(Exercise brief): Transcribe each entry below exactly. Pictures do not go in the copy.

[START Excerpted data]

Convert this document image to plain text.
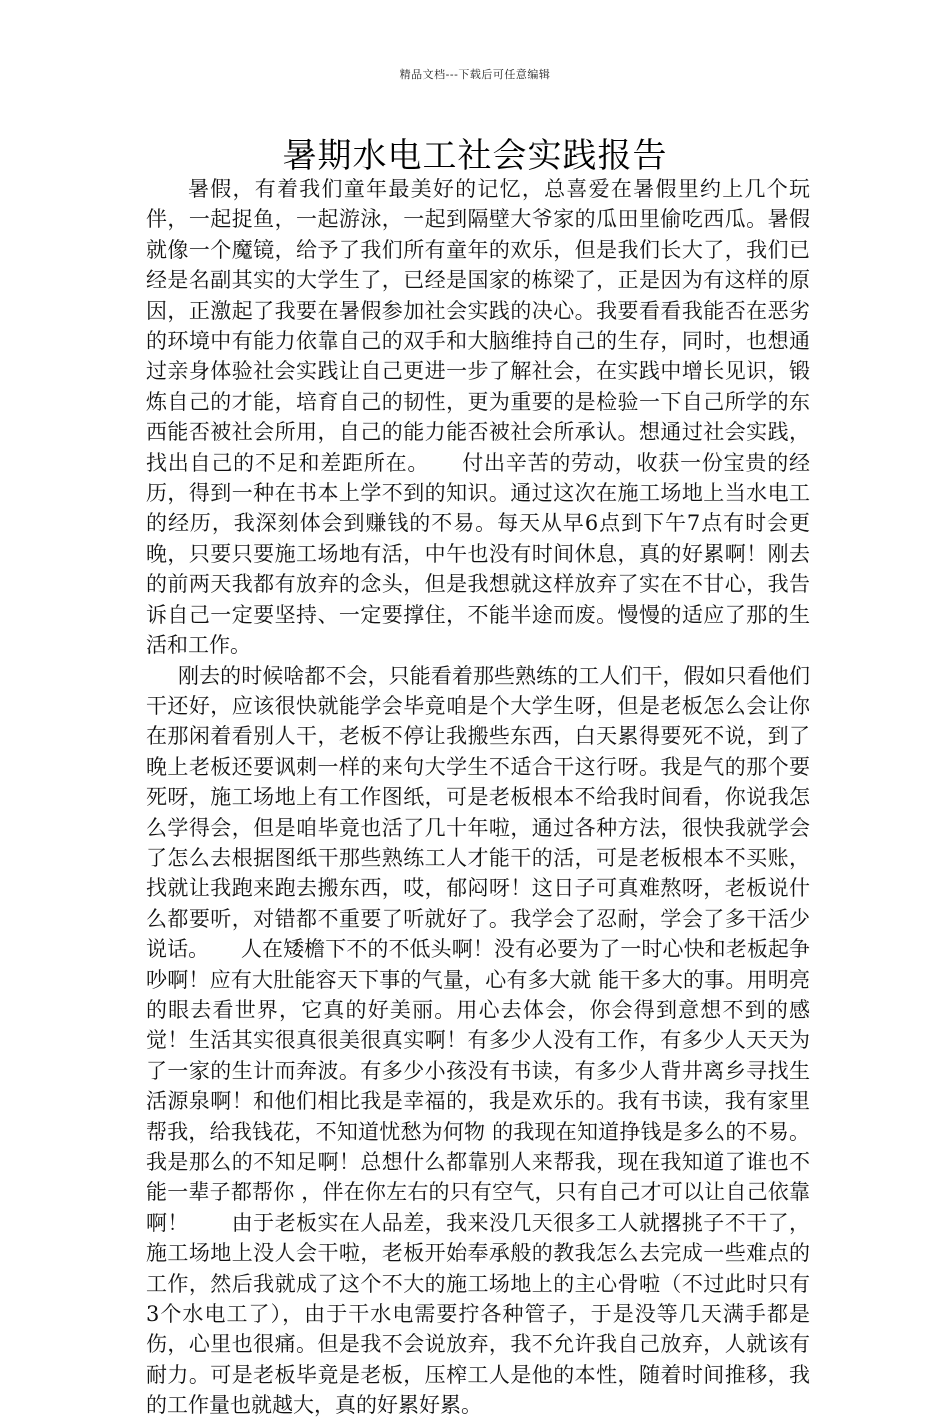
精品文档---下载后可任意编辑
暑期水电工社会实践报告

暑假，有着我们童年最美好的记忆，总喜爱在暑假里约上几个玩伴，一起捉鱼，一起游泳，一起到隔壁大爷家的瓜田里偷吃西瓜。暑假就像一个魔镜，给予了我们所有童年的欢乐，但是我们长大了，我们已经是名副其实的大学生了，已经是国家的栋梁了，正是因为有这样的原因，正激起了我要在暑假参加社会实践的决心。我要看看我能否在恶劣的环境中有能力依靠自己的双手和大脑维持自己的生存，同时，也想通过亲身体验社会实践让自己更进一步了解社会，在实践中增长见识，锻炼自己的才能，培育自己的韧性，更为重要的是检验一下自己所学的东西能否被社会所用，自己的能力能否被社会所承认。想通过社会实践，找出自己的不足和差距所在。　　付出辛苦的劳动，收获一份宝贵的经历，得到一种在书本上学不到的知识。通过这次在施工场地上当水电工的经历，我深刻体会到赚钱的不易。每天从早6点到下午7点有时会更晚，只要只要施工场地有活，中午也没有时间休息，真的好累啊！刚去的前两天我都有放弃的念头，但是我想就这样放弃了实在不甘心，我告诉自己一定要坚持、一定要撑住，不能半途而废。慢慢的适应了那的生活和工作。

刚去的时候啥都不会，只能看着那些熟练的工人们干，假如只看他们干还好，应该很快就能学会毕竟咱是个大学生呀，但是老板怎么会让你在那闲着看别人干，老板不停让我搬些东西，白天累得要死不说，到了晚上老板还要讽刺一样的来句大学生不适合干这行呀。我是气的那个要死呀，施工场地上有工作图纸，可是老板根本不给我时间看，你说我怎么学得会，但是咱毕竟也活了几十年啦，通过各种方法，很快我就学会了怎么去根据图纸干那些熟练工人才能干的活，可是老板根本不买账，找就让我跑来跑去搬东西，哎，郁闷呀！这日子可真难熬呀，老板说什么都要听，对错都不重要了听就好了。我学会了忍耐，学会了多干活少说话。　　人在矮檐下不的不低头啊！没有必要为了一时心快和老板起争吵啊！应有大肚能容天下事的气量，心有多大就 能干多大的事。用明亮的眼去看世界，它真的好美丽。用心去体会，你会得到意想不到的感觉！生活其实很真很美很真实啊！有多少人没有工作，有多少人天天为了一家的生计而奔波。有多少小孩没有书读，有多少人背井离乡寻找生活源泉啊！和他们相比我是幸福的，我是欢乐的。我有书读，我有家里帮我，给我钱花，不知道忧愁为何物 的我现在知道挣钱是多么的不易。我是那么的不知足啊！总想什么都靠别人来帮我，现在我知道了谁也不能一辈子都帮你 ，伴在你左右的只有空气，只有自己才可以让自己依靠啊！　　由于老板实在人品差，我来没几天很多工人就撂挑子不干了，施工场地上没人会干啦，老板开始奉承般的教我怎么去完成一些难点的工作，然后我就成了这个不大的施工场地上的主心骨啦（不过此时只有3个水电工了），由于干水电需要拧各种管子，于是没等几天满手都是伤，心里也很痛。但是我不会说放弃，我不允许我自己放弃，人就该有耐力。可是老板毕竟是老板，压榨工人是他的本性，随着时间推移，我的工作量也就越大，真的好累好累。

[END Excerpted data]

(Reply):
Convert this document image to plain text.
精品文档---下载后可任意编辑
暑期水电工社会实践报告

暑假，有着我们童年最美好的记忆，总喜爱在暑假里约上几个玩伴，一起捉鱼，一起游泳，一起到隔壁大爷家的瓜田里偷吃西瓜。暑假就像一个魔镜，给予了我们所有童年的欢乐，但是我们长大了，我们已经是名副其实的大学生了，已经是国家的栋梁了，正是因为有这样的原因，正激起了我要在暑假参加社会实践的决心。我要看看我能否在恶劣的环境中有能力依靠自己的双手和大脑维持自己的生存，同时，也想通过亲身体验社会实践让自己更进一步了解社会，在实践中增长见识，锻炼自己的才能，培育自己的韧性，更为重要的是检验一下自己所学的东西能否被社会所用，自己的能力能否被社会所承认。想通过社会实践，找出自己的不足和差距所在。　　付出辛苦的劳动，收获一份宝贵的经历，得到一种在书本上学不到的知识。通过这次在施工场地上当水电工的经历，我深刻体会到赚钱的不易。每天从早6点到下午7点有时会更晚，只要只要施工场地有活，中午也没有时间休息，真的好累啊！刚去的前两天我都有放弃的念头，但是我想就这样放弃了实在不甘心，我告诉自己一定要坚持、一定要撑住，不能半途而废。慢慢的适应了那的生活和工作。

刚去的时候啥都不会，只能看着那些熟练的工人们干，假如只看他们干还好，应该很快就能学会毕竟咱是个大学生呀，但是老板怎么会让你在那闲着看别人干，老板不停让我搬些东西，白天累得要死不说，到了晚上老板还要讽刺一样的来句大学生不适合干这行呀。我是气的那个要死呀，施工场地上有工作图纸，可是老板根本不给我时间看，你说我怎么学得会，但是咱毕竟也活了几十年啦，通过各种方法，很快我就学会了怎么去根据图纸干那些熟练工人才能干的活，可是老板根本不买账，找就让我跑来跑去搬东西，哎，郁闷呀！这日子可真难熬呀，老板说什么都要听，对错都不重要了听就好了。我学会了忍耐，学会了多干活少说话。　　人在矮檐下不的不低头啊！没有必要为了一时心快和老板起争吵啊！应有大肚能容天下事的气量，心有多大就 能干多大的事。用明亮的眼去看世界，它真的好美丽。用心去体会，你会得到意想不到的感觉！生活其实很真很美很真实啊！有多少人没有工作，有多少人天天为了一家的生计而奔波。有多少小孩没有书读，有多少人背井离乡寻找生活源泉啊！和他们相比我是幸福的，我是欢乐的。我有书读，我有家里帮我，给我钱花，不知道忧愁为何物 的我现在知道挣钱是多么的不易。我是那么的不知足啊！总想什么都靠别人来帮我，现在我知道了谁也不能一辈子都帮你 ，伴在你左右的只有空气，只有自己才可以让自己依靠啊！　　由于老板实在人品差，我来没几天很多工人就撂挑子不干了，施工场地上没人会干啦，老板开始奉承般的教我怎么去完成一些难点的工作，然后我就成了这个不大的施工场地上的主心骨啦（不过此时只有3个水电工了），由于干水电需要拧各种管子，于是没等几天满手都是伤，心里也很痛。但是我不会说放弃，我不允许我自己放弃，人就该有耐力。可是老板毕竟是老板，压榨工人是他的本性，随着时间推移，我的工作量也就越大，真的好累好累。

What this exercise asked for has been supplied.